ASSIGNMENT:
Write out every line below that contains "problem".

-------- THE INPUT --------

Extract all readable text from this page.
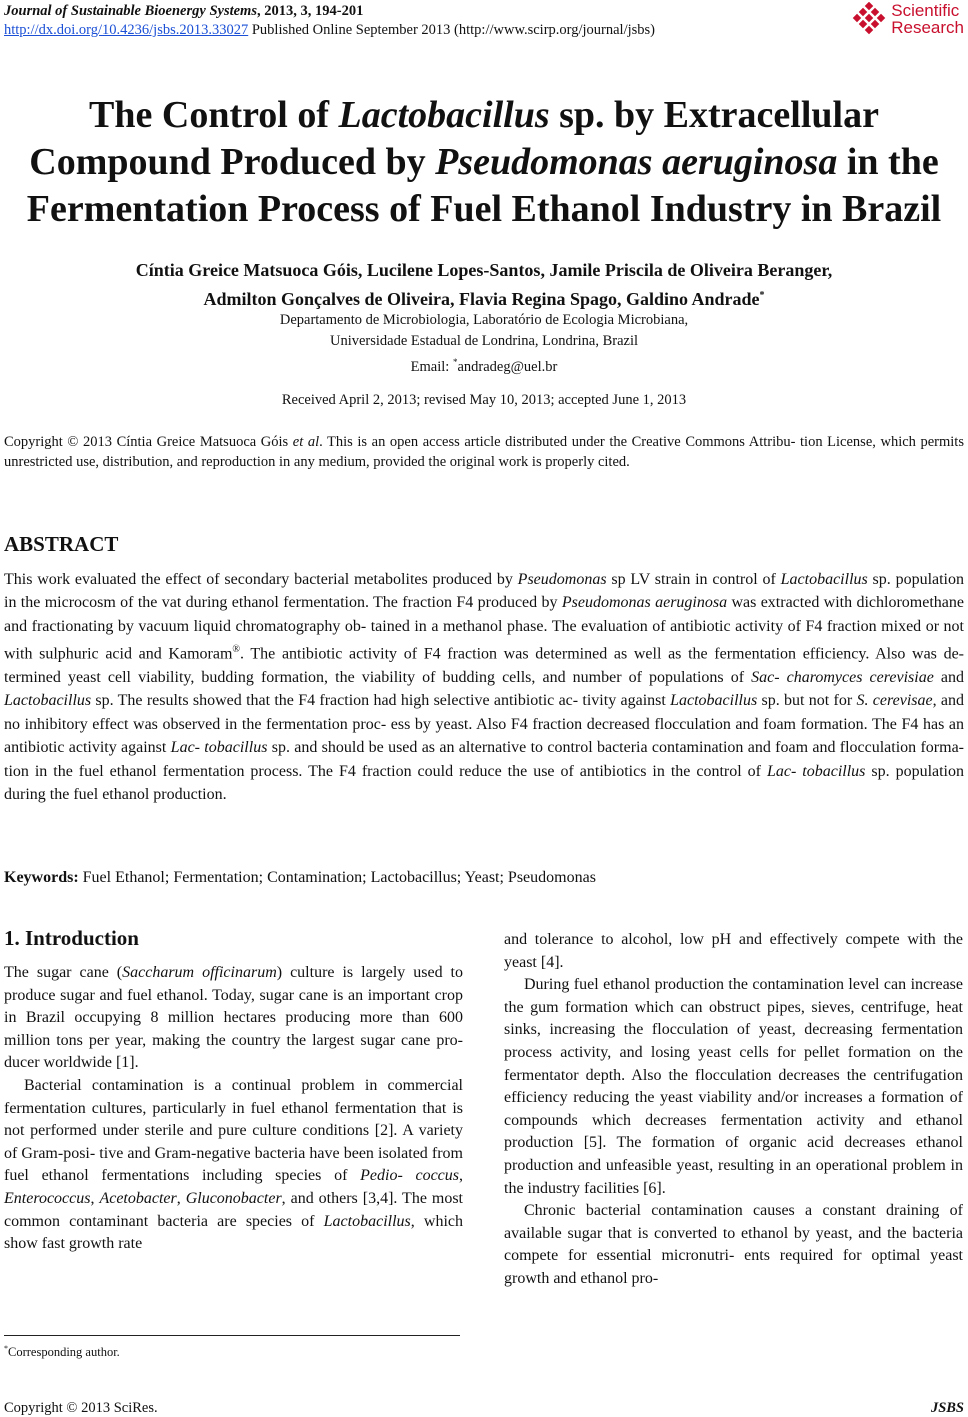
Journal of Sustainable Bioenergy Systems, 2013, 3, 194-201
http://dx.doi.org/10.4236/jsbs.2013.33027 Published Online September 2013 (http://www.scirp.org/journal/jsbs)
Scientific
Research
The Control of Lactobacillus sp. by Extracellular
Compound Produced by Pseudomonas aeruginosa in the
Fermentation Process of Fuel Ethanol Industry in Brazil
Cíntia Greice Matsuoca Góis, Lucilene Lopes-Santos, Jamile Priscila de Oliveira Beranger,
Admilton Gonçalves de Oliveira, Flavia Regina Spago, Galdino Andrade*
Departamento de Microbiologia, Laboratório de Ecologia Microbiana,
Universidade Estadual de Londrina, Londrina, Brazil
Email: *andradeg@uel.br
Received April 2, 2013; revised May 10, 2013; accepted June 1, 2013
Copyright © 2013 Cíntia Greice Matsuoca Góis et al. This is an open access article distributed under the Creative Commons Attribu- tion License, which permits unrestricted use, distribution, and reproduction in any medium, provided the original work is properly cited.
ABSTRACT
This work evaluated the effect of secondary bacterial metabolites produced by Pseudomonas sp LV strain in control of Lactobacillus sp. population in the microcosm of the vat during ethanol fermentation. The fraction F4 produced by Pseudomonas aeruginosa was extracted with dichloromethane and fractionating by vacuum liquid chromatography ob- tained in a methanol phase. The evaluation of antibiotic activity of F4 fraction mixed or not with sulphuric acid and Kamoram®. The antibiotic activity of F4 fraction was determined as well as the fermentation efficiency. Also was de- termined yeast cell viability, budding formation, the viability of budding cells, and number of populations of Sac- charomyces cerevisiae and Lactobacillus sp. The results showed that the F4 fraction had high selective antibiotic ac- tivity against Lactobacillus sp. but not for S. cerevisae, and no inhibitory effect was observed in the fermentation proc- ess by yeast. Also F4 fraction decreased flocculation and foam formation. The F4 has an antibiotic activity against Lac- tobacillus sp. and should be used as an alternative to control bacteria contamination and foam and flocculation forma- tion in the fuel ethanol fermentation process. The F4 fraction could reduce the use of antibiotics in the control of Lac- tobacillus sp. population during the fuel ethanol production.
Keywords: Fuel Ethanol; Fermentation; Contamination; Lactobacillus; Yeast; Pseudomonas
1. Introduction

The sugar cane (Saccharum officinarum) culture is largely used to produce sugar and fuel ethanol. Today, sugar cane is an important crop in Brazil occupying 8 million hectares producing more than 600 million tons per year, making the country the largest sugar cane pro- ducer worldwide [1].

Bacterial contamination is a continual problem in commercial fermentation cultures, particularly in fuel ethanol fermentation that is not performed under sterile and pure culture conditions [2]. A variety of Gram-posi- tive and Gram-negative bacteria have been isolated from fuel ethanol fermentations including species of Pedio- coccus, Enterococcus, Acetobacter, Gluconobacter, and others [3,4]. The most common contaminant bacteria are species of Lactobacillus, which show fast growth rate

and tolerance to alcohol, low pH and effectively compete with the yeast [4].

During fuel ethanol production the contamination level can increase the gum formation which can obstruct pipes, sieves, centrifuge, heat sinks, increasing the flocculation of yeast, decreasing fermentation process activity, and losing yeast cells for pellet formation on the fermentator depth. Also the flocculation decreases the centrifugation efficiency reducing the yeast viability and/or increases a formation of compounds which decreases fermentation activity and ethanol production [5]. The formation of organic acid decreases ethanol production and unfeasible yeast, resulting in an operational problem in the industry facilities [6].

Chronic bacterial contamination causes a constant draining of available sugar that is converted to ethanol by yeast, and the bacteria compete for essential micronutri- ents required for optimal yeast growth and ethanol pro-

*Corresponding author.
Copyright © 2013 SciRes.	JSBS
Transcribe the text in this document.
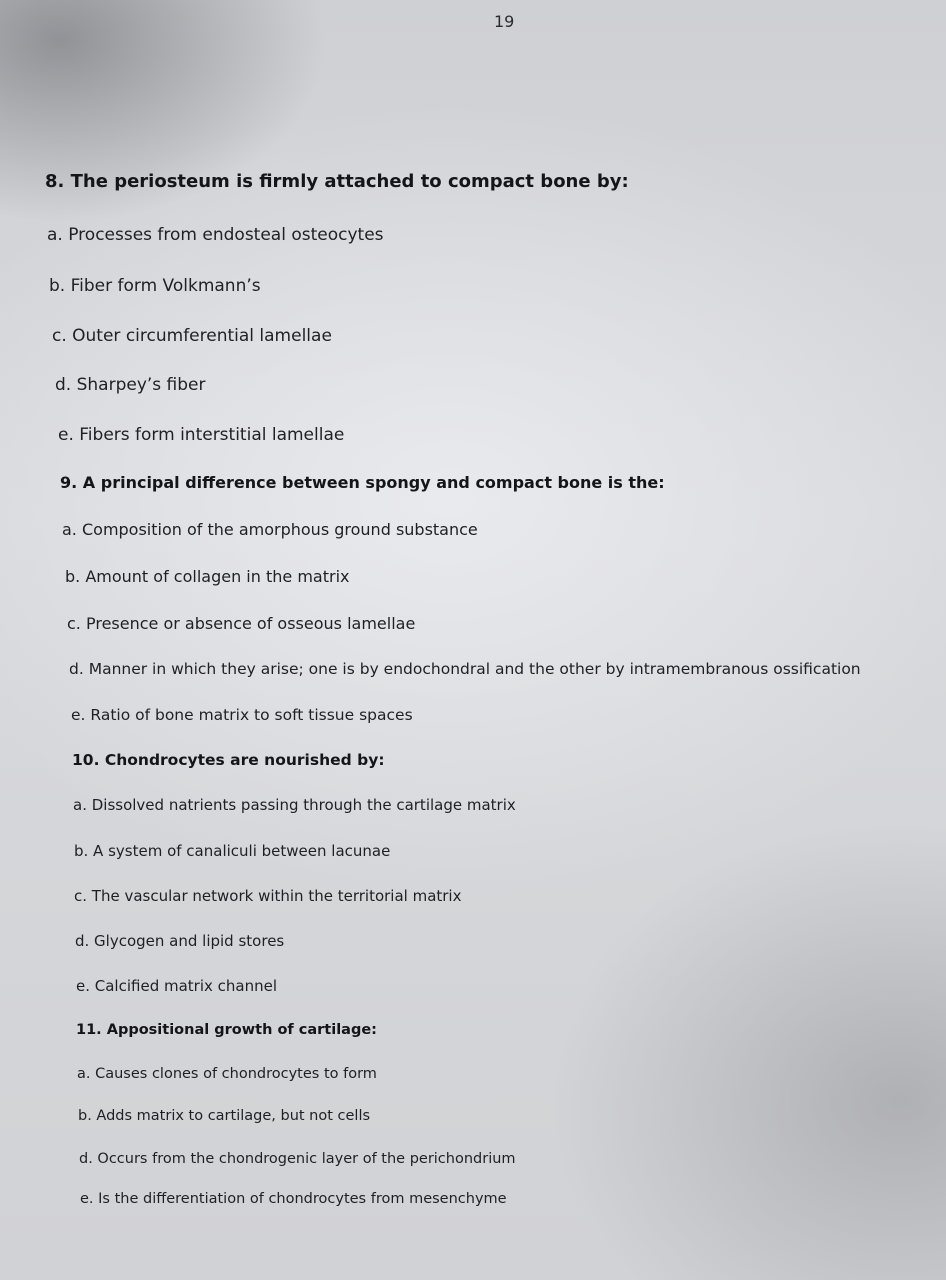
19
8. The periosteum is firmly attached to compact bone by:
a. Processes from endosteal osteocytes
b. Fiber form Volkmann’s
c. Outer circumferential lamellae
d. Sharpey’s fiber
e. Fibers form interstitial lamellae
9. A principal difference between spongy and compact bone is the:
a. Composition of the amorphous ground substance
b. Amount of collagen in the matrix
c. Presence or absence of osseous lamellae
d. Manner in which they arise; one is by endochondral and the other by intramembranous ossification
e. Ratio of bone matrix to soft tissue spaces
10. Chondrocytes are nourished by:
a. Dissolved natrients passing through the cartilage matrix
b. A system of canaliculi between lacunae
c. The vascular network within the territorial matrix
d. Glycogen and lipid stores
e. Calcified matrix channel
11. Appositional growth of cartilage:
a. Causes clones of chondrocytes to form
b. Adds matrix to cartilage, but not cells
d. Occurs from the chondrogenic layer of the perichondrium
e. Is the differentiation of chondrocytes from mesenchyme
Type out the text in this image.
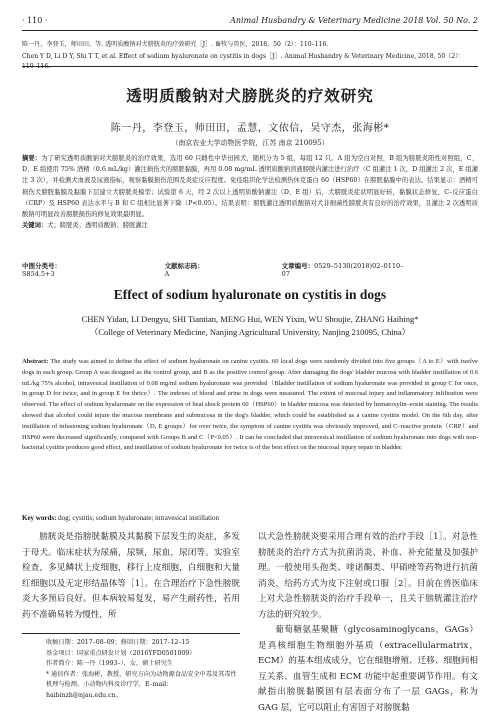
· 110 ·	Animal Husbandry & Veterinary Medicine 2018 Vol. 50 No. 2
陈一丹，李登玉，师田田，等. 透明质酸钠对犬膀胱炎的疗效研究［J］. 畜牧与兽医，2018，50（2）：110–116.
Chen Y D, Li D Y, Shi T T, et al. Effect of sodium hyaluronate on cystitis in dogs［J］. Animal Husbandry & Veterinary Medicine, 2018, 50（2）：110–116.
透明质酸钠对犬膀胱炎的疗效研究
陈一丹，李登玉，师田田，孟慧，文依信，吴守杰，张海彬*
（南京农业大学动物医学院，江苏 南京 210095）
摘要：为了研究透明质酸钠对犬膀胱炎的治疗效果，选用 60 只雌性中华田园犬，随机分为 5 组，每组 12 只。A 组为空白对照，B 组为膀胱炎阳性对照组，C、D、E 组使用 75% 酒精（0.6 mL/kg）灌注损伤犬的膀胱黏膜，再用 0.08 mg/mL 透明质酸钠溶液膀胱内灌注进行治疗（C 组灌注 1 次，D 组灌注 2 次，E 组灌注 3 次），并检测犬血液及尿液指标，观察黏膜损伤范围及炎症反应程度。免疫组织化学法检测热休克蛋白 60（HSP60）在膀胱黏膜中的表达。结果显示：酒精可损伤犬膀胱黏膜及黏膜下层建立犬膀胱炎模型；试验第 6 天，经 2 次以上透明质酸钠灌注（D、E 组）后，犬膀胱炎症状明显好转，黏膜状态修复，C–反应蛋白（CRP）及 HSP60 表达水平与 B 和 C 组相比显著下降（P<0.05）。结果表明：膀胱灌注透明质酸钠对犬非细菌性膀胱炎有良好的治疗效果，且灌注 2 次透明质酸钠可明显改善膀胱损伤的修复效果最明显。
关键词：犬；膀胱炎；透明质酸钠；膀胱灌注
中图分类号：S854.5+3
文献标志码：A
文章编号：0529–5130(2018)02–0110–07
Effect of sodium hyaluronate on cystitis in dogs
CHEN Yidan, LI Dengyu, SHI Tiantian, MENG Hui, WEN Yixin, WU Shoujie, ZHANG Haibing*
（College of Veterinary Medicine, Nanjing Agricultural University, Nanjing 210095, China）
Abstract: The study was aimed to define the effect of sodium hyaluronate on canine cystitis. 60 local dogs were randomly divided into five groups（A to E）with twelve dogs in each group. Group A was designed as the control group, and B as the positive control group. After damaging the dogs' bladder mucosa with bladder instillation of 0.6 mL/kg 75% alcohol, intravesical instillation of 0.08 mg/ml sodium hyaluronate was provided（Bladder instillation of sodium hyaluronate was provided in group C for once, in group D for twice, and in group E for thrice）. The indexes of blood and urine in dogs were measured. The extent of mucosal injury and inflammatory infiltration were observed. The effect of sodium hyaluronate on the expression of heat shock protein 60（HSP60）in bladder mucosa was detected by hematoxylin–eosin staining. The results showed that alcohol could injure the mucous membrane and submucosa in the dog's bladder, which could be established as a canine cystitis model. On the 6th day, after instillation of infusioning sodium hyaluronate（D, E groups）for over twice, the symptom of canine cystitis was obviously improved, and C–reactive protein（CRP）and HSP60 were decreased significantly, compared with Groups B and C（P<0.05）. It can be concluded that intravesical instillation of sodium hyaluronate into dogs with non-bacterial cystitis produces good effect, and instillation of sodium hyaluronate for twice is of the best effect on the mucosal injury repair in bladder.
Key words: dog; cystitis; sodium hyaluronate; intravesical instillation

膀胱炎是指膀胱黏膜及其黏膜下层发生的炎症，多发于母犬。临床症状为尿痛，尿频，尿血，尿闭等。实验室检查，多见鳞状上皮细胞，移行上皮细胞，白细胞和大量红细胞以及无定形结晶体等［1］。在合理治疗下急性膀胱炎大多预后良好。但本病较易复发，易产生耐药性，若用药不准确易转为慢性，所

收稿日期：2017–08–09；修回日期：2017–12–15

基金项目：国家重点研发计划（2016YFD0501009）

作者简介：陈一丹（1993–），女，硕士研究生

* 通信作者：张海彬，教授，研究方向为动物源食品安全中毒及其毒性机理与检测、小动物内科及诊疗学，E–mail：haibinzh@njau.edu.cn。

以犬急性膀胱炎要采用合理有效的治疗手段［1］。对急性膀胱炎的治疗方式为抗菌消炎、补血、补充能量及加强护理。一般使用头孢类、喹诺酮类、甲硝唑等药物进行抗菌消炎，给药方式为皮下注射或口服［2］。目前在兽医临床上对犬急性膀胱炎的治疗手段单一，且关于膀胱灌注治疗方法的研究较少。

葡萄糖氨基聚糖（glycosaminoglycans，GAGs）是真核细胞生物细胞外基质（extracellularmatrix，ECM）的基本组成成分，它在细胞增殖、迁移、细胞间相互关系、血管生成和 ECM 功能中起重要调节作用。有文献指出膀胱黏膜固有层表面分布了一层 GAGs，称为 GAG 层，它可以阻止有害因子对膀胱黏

--------

YOUR SOLUTION:
Bacterial contamination is a continual problem in commercial fermentation cultures, particularly in fuel ethanol fermentation that is not performed under sterile and pure culture conditions [2]. A variety of Gram-posi- tive and Gram-negative bacteria have been isolated from fuel ethanol fermentations including species of Pedio- coccus, Enterococcus, Acetobacter, Gluconobacter, and others [3,4]. The most common contaminant bacteria are species of Lactobacillus, which show fast growth rate
During fuel ethanol production the contamination level can increase the gum formation which can obstruct pipes, sieves, centrifuge, heat sinks, increasing the flocculation of yeast, decreasing fermentation process activity, and losing yeast cells for pellet formation on the fermentator depth. Also the flocculation decreases the centrifugation efficiency reducing the yeast viability and/or increases a formation of compounds which decreases fermentation activity and ethanol production [5]. The formation of organic acid decreases ethanol production and unfeasible yeast, resulting in an operational problem in the industry facilities [6].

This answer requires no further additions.